§ **What you should do**
Retype the line in which "Read out every word on this page." appears, then every line after it until the records end. Leave out the pictures.

## BEGIN

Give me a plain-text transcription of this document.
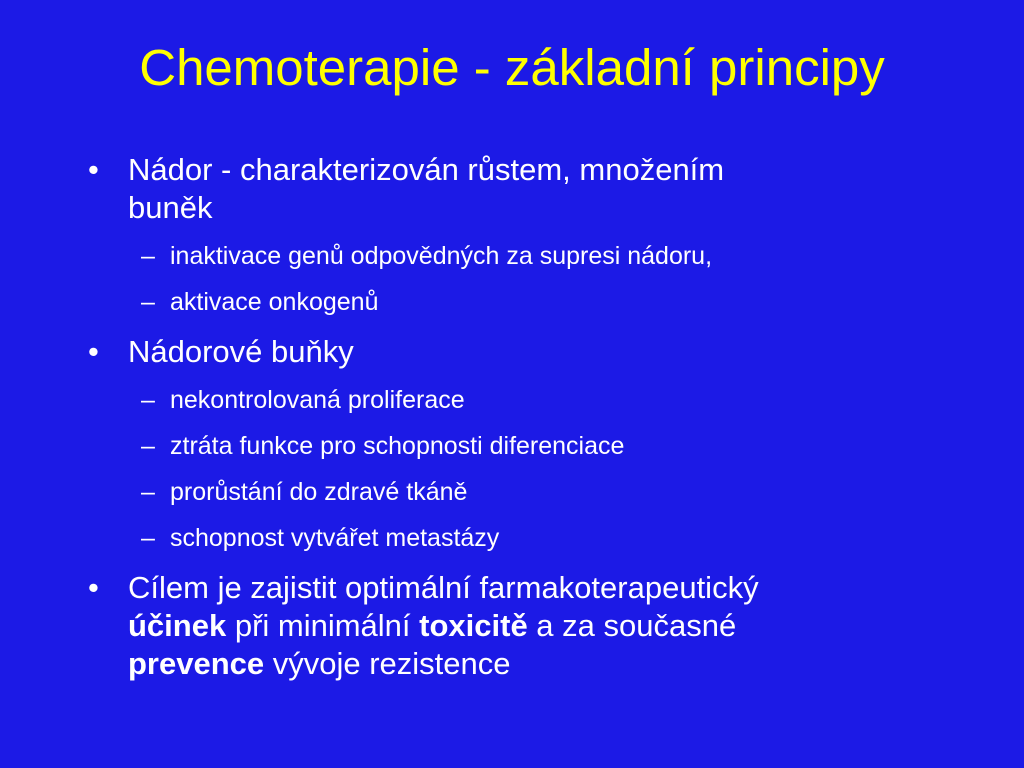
Chemoterapie - základní principy
• Nádor - charakterizován růstem, množením
buněk
– inaktivace genů odpovědných za supresi nádoru,
– aktivace onkogenů
• Nádorové buňky
– nekontrolovaná proliferace
– ztráta funkce pro schopnosti diferenciace
– prorůstání do zdravé tkáně
– schopnost vytvářet metastázy
• Cílem je zajistit optimální farmakoterapeutický
účinek při minimální toxicitě a za současné
prevence vývoje rezistence
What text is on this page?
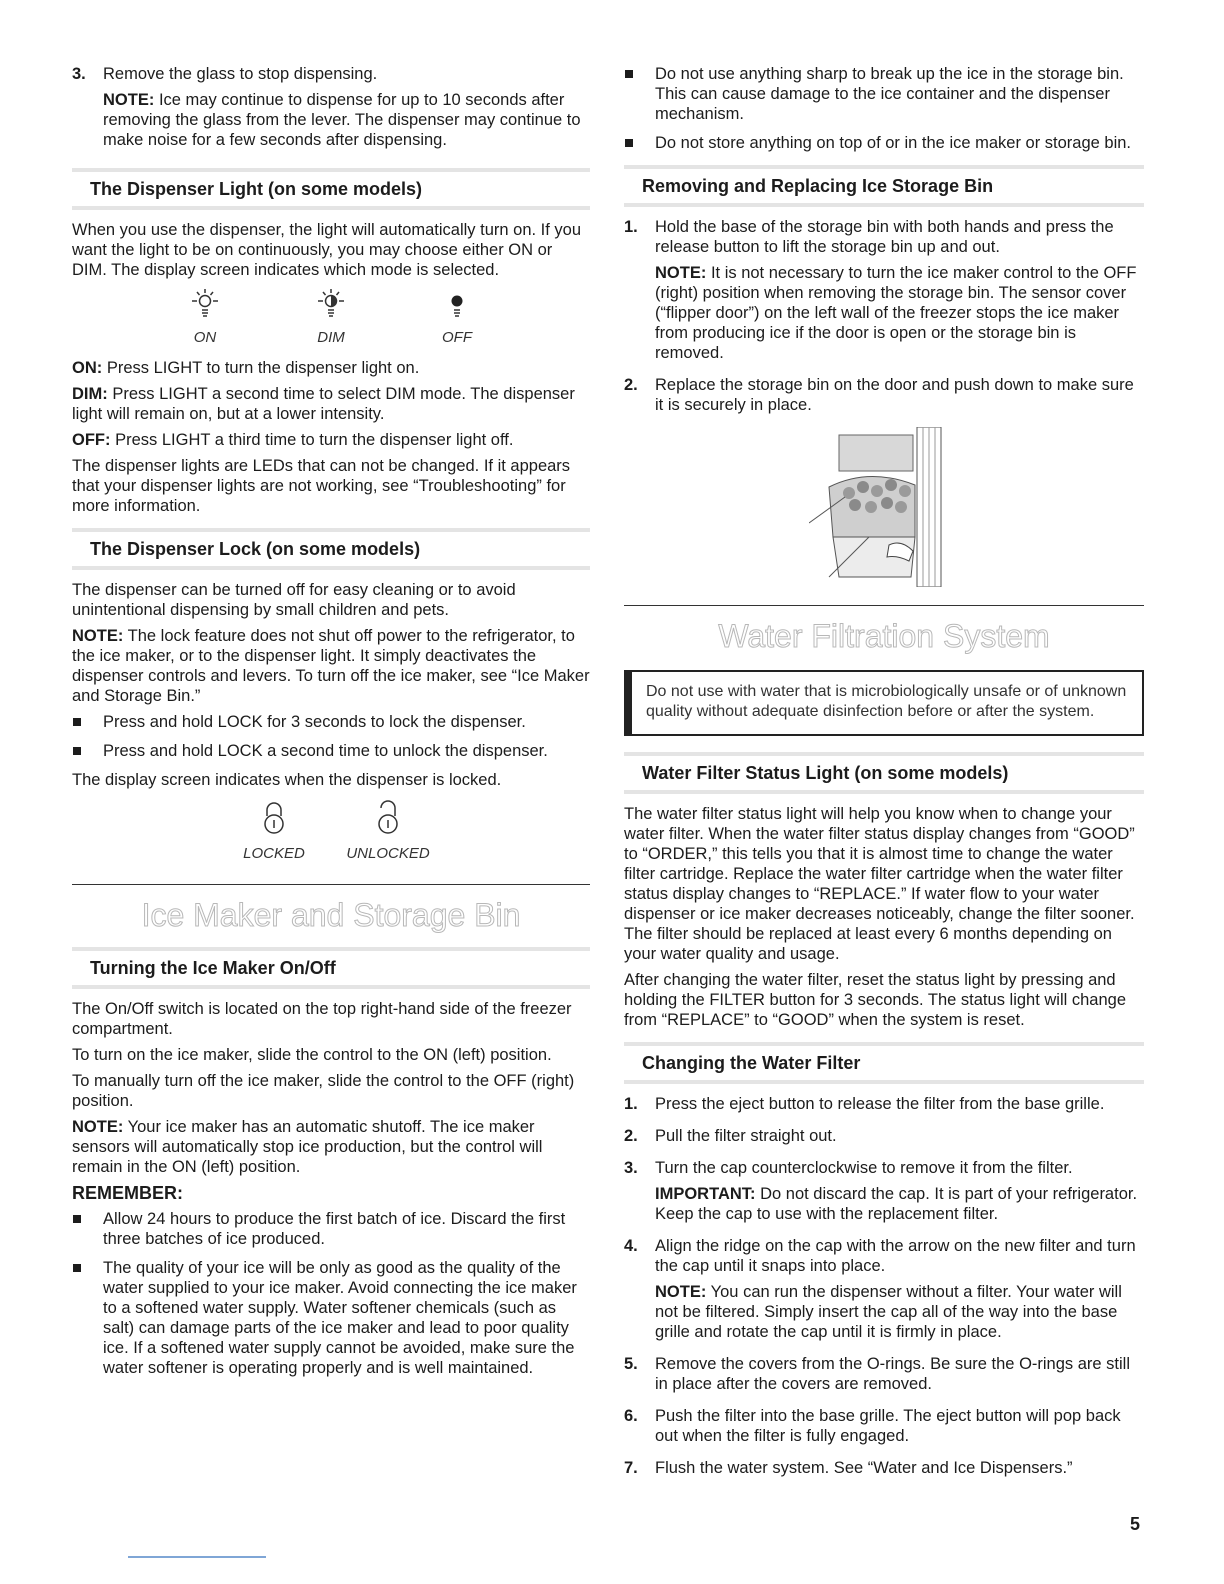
3.	Remove the glass to stop dispensing.

NOTE: Ice may continue to dispense for up to 10 seconds after removing the glass from the lever. The dispenser may continue to make noise for a few seconds after dispensing.

The Dispenser Light (on some models)

When you use the dispenser, the light will automatically turn on. If you want the light to be on continuously, you may choose either ON or DIM. The display screen indicates which mode is selected.

ON	DIM	OFF

ON: Press LIGHT to turn the dispenser light on.

DIM: Press LIGHT a second time to select DIM mode. The dispenser light will remain on, but at a lower intensity.

OFF: Press LIGHT a third time to turn the dispenser light off.

The dispenser lights are LEDs that can not be changed. If it appears that your dispenser lights are not working, see “Troubleshooting” for more information.

The Dispenser Lock (on some models)

The dispenser can be turned off for easy cleaning or to avoid unintentional dispensing by small children and pets.

NOTE: The lock feature does not shut off power to the refrigerator, to the ice maker, or to the dispenser light. It simply deactivates the dispenser controls and levers. To turn off the ice maker, see “Ice Maker and Storage Bin.”

Press and hold LOCK for 3 seconds to lock the dispenser.
Press and hold LOCK a second time to unlock the dispenser.

The display screen indicates when the dispenser is locked.

LOCKED	UNLOCKED
Ice Maker and Storage Bin
Turning the Ice Maker On/Off

The On/Off switch is located on the top right-hand side of the freezer compartment.

To turn on the ice maker, slide the control to the ON (left) position.

To manually turn off the ice maker, slide the control to the OFF (right) position.

NOTE: Your ice maker has an automatic shutoff. The ice maker sensors will automatically stop ice production, but the control will remain in the ON (left) position.

REMEMBER:
Allow 24 hours to produce the first batch of ice. Discard the first three batches of ice produced.
The quality of your ice will be only as good as the quality of the water supplied to your ice maker. Avoid connecting the ice maker to a softened water supply. Water softener chemicals (such as salt) can damage parts of the ice maker and lead to poor quality ice. If a softened water supply cannot be avoided, make sure the water softener is operating properly and is well maintained.
Do not use anything sharp to break up the ice in the storage bin. This can cause damage to the ice container and the dispenser mechanism.
Do not store anything on top of or in the ice maker or storage bin.
Removing and Replacing Ice Storage Bin
1.	Hold the base of the storage bin with both hands and press the release button to lift the storage bin up and out.

NOTE: It is not necessary to turn the ice maker control to the OFF (right) position when removing the storage bin. The sensor cover (“flipper door”) on the left wall of the freezer stops the ice maker from producing ice if the door is open or the storage bin is removed.

2.	Replace the storage bin on the door and push down to make sure it is securely in place.

Water Filtration System
Do not use with water that is microbiologically unsafe or of unknown quality without adequate disinfection before or after the system.
Water Filter Status Light (on some models)

The water filter status light will help you know when to change your water filter. When the water filter status display changes from “GOOD” to “ORDER,” this tells you that it is almost time to change the water filter cartridge. Replace the water filter cartridge when the water filter status display changes to “REPLACE.” If water flow to your water dispenser or ice maker decreases noticeably, change the filter sooner. The filter should be replaced at least every 6 months depending on your water quality and usage.

After changing the water filter, reset the status light by pressing and holding the FILTER button for 3 seconds. The status light will change from “REPLACE” to “GOOD” when the system is reset.

Changing the Water Filter
1.	Press the eject button to release the filter from the base grille.

2.	Pull the filter straight out.

3.	Turn the cap counterclockwise to remove it from the filter.

IMPORTANT: Do not discard the cap. It is part of your refrigerator. Keep the cap to use with the replacement filter.

4.	Align the ridge on the cap with the arrow on the new filter and turn the cap until it snaps into place.

NOTE: You can run the dispenser without a filter. Your water will not be filtered. Simply insert the cap all of the way into the base grille and rotate the cap until it is firmly in place.

5.	Remove the covers from the O-rings. Be sure the O-rings are still in place after the covers are removed.

6.	Push the filter into the base grille. The eject button will pop back out when the filter is fully engaged.

7.	Flush the water system. See “Water and Ice Dispensers.”

5
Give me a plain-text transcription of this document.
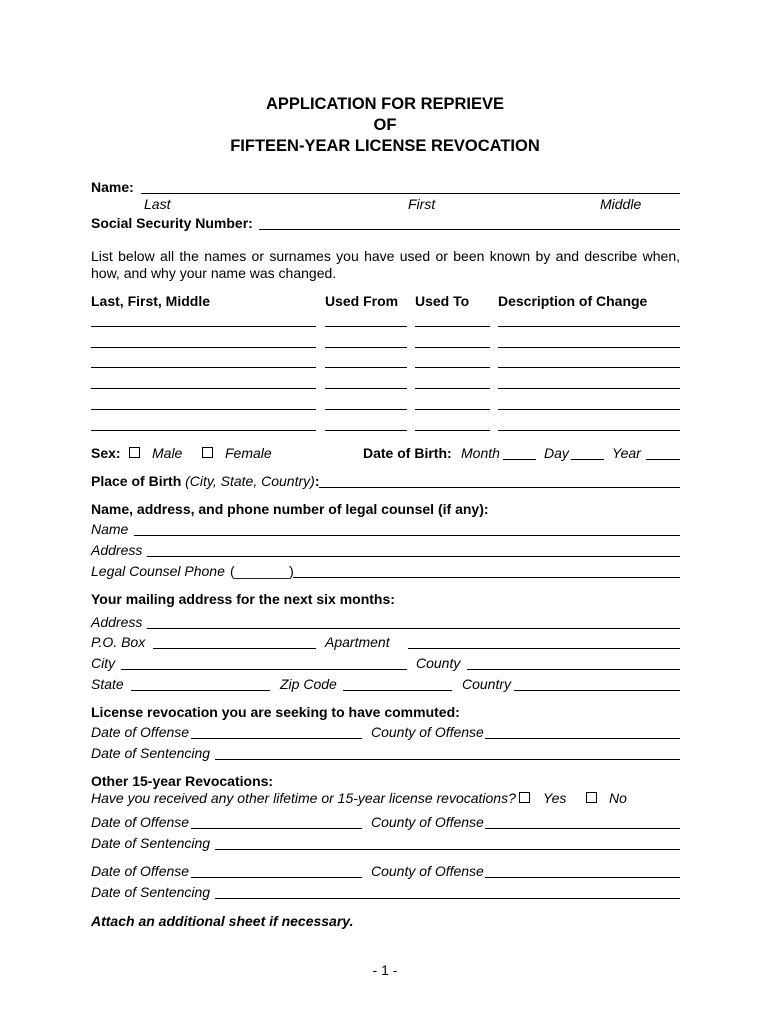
APPLICATION FOR REPRIEVE
OF
FIFTEEN-YEAR LICENSE REVOCATION
Name:
Last	First	Middle
Social Security Number:
List below all the names or surnames you have used or been known by and describe when, how, and why your name was changed.
Last, First, Middle	Used From Used To Description of Change
Sex: Male	Female	Date of Birth: Month	Day	Year
Place of Birth (City, State, Country):
Name, address, and phone number of legal counsel (if any):
Name
Address
Legal Counsel Phone (_______)
Your mailing address for the next six months:
Address
P.O. Box	Apartment
City	County
State	Zip Code	Country
License revocation you are seeking to have commuted:
Date of Offense	County of Offense
Date of Sentencing
Other 15-year Revocations:
Have you received any other lifetime or 15-year license revocations? Yes	No
Date of Offense	County of Offense
Date of Sentencing
Date of Offense	County of Offense
Date of Sentencing
Attach an additional sheet if necessary.
- 1 -
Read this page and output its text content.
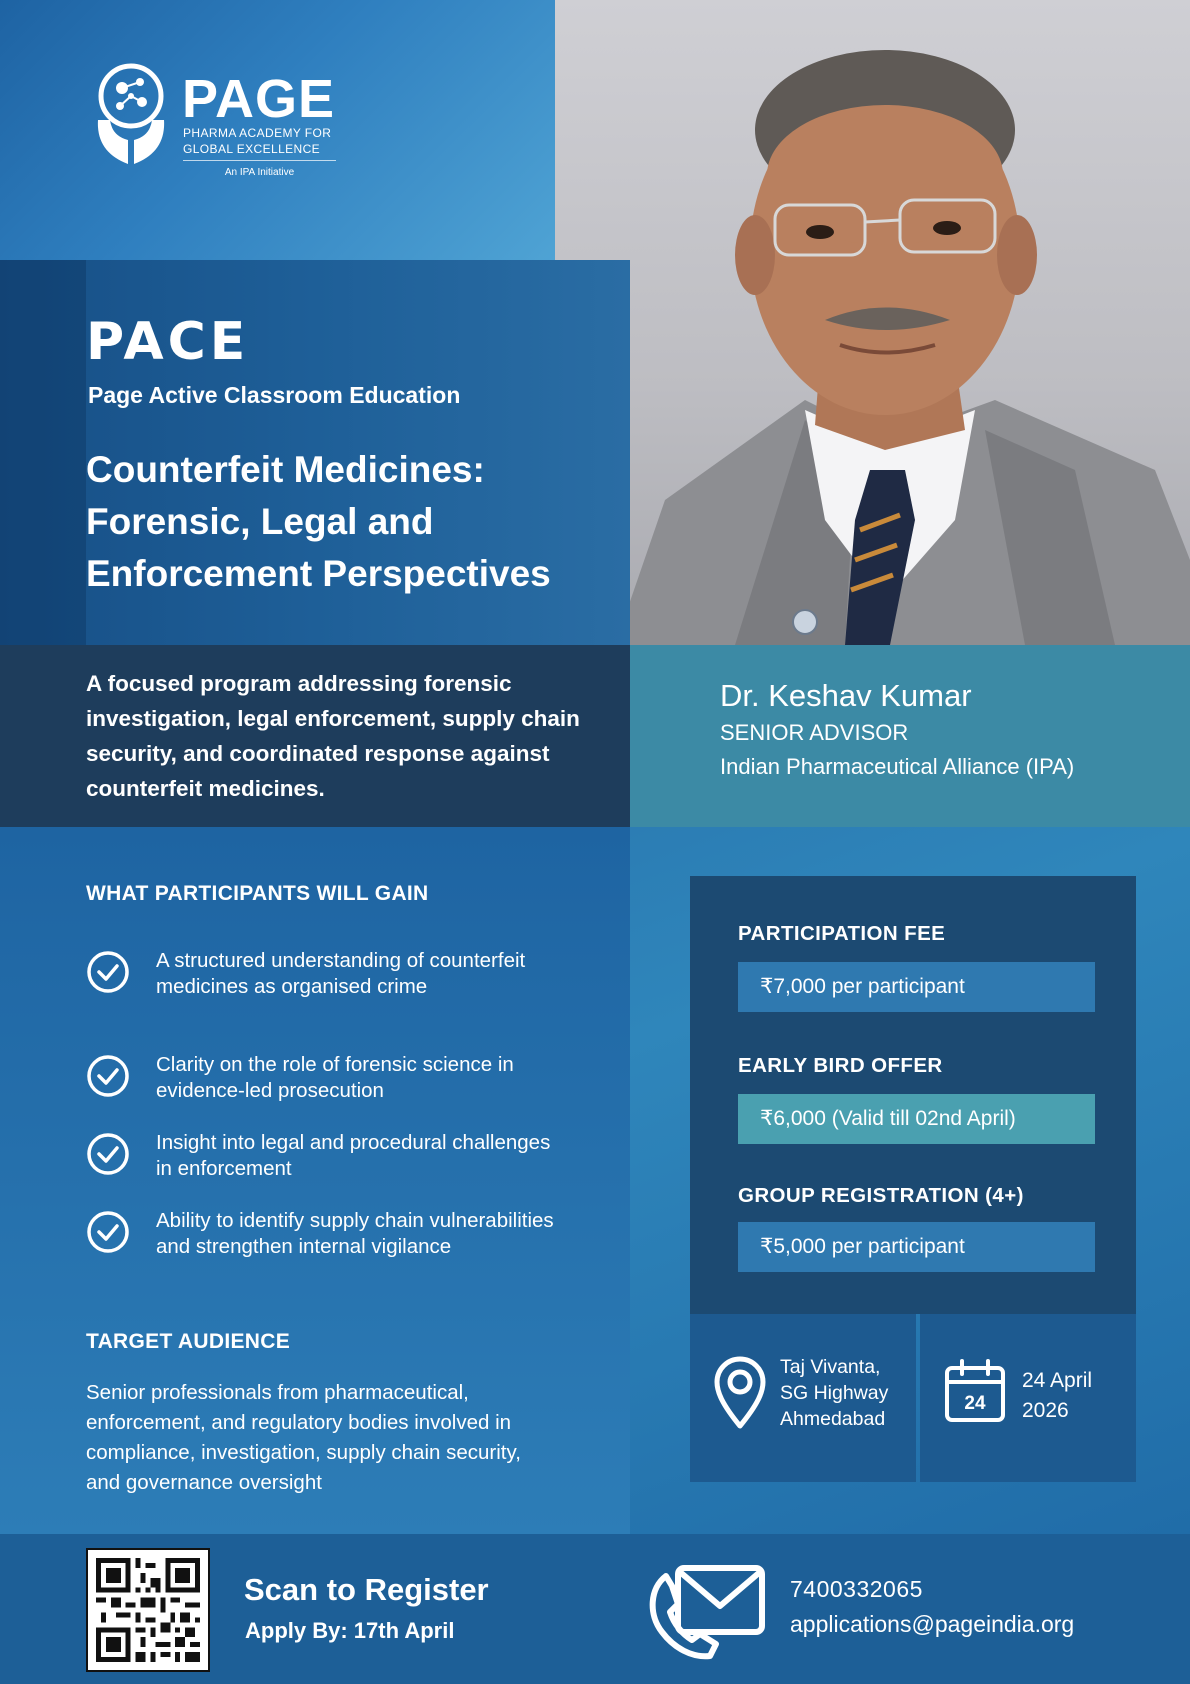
PAGE
PHARMA ACADEMY FOR
GLOBAL EXCELLENCE
An IPA Initiative
PACE
Page Active Classroom Education
Counterfeit Medicines: Forensic, Legal and Enforcement Perspectives
A focused program addressing forensic investigation, legal enforcement, supply chain security, and coordinated response against counterfeit medicines.
Dr. Keshav Kumar
SENIOR ADVISOR
Indian Pharmaceutical Alliance (IPA)
WHAT PARTICIPANTS WILL GAIN
A structured understanding of counterfeit medicines as organised crime
Clarity on the role of forensic science in evidence-led prosecution
Insight into legal and procedural challenges in enforcement
Ability to identify supply chain vulnerabilities and strengthen internal vigilance
TARGET AUDIENCE
Senior professionals from pharmaceutical, enforcement, and regulatory bodies involved in compliance, investigation, supply chain security, and governance oversight
PARTICIPATION FEE
₹7,000 per participant
EARLY BIRD OFFER
₹6,000 (Valid till 02nd April)
GROUP REGISTRATION (4+)
₹5,000 per participant
Taj Vivanta,
SG Highway
Ahmedabad
24
24 April
2026
Scan to Register
Apply By: 17th April
7400332065
applications@pageindia.org
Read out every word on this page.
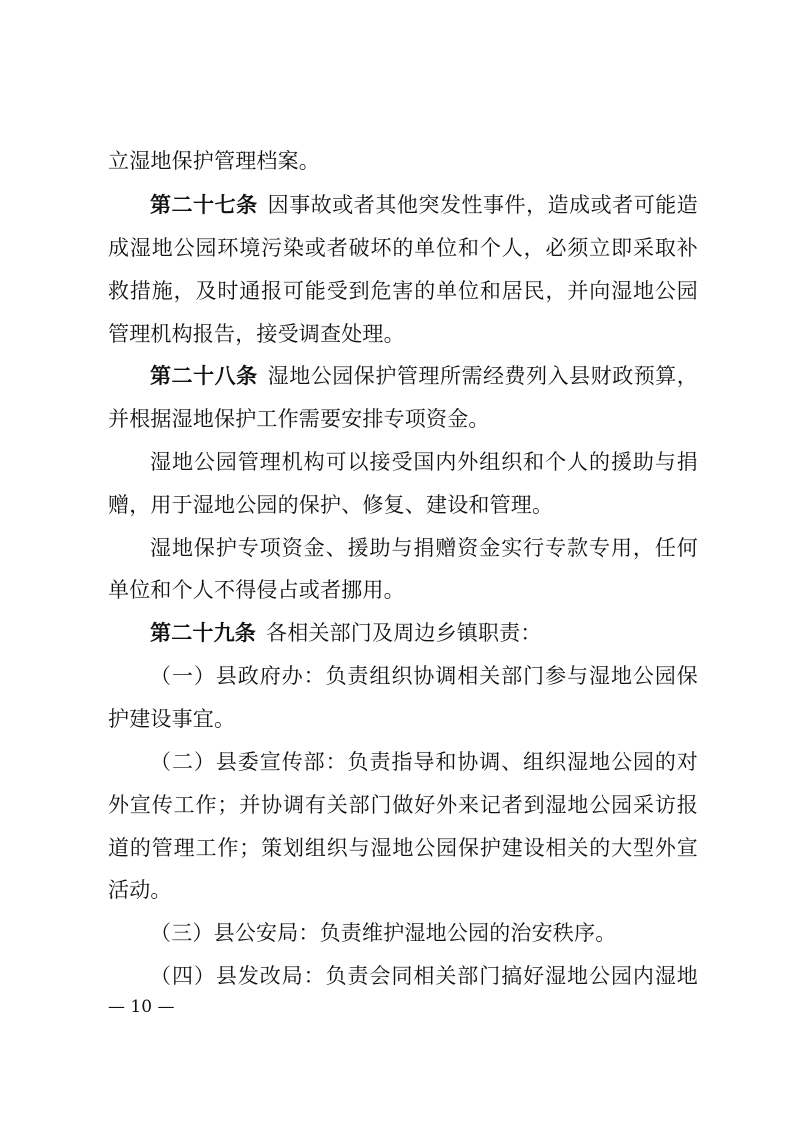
立湿地保护管理档案。
第二十七条 因事故或者其他突发性事件，造成或者可能造
成湿地公园环境污染或者破坏的单位和个人，必须立即采取补
救措施，及时通报可能受到危害的单位和居民，并向湿地公园
管理机构报告，接受调查处理。
第二十八条 湿地公园保护管理所需经费列入县财政预算，
并根据湿地保护工作需要安排专项资金。
湿地公园管理机构可以接受国内外组织和个人的援助与捐
赠，用于湿地公园的保护、修复、建设和管理。
湿地保护专项资金、援助与捐赠资金实行专款专用，任何
单位和个人不得侵占或者挪用。
第二十九条 各相关部门及周边乡镇职责：
（一）县政府办：负责组织协调相关部门参与湿地公园保
护建设事宜。
（二）县委宣传部：负责指导和协调、组织湿地公园的对
外宣传工作；并协调有关部门做好外来记者到湿地公园采访报
道的管理工作；策划组织与湿地公园保护建设相关的大型外宣
活动。
（三）县公安局：负责维护湿地公园的治安秩序。
（四）县发改局：负责会同相关部门搞好湿地公园内湿地
— 10 —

## END

§ **Output for this exercise**
Read out every word on this page.
立湿地保护管理档案。
第二十七条 因事故或者其他突发性事件，造成或者可能造
成湿地公园环境污染或者破坏的单位和个人，必须立即采取补
救措施，及时通报可能受到危害的单位和居民，并向湿地公园
管理机构报告，接受调查处理。
第二十八条 湿地公园保护管理所需经费列入县财政预算，
并根据湿地保护工作需要安排专项资金。
湿地公园管理机构可以接受国内外组织和个人的援助与捐
赠，用于湿地公园的保护、修复、建设和管理。
湿地保护专项资金、援助与捐赠资金实行专款专用，任何
单位和个人不得侵占或者挪用。
第二十九条 各相关部门及周边乡镇职责：
（一）县政府办：负责组织协调相关部门参与湿地公园保
护建设事宜。
（二）县委宣传部：负责指导和协调、组织湿地公园的对
外宣传工作；并协调有关部门做好外来记者到湿地公园采访报
道的管理工作；策划组织与湿地公园保护建设相关的大型外宣
活动。
（三）县公安局：负责维护湿地公园的治安秩序。
（四）县发改局：负责会同相关部门搞好湿地公园内湿地
— 10 —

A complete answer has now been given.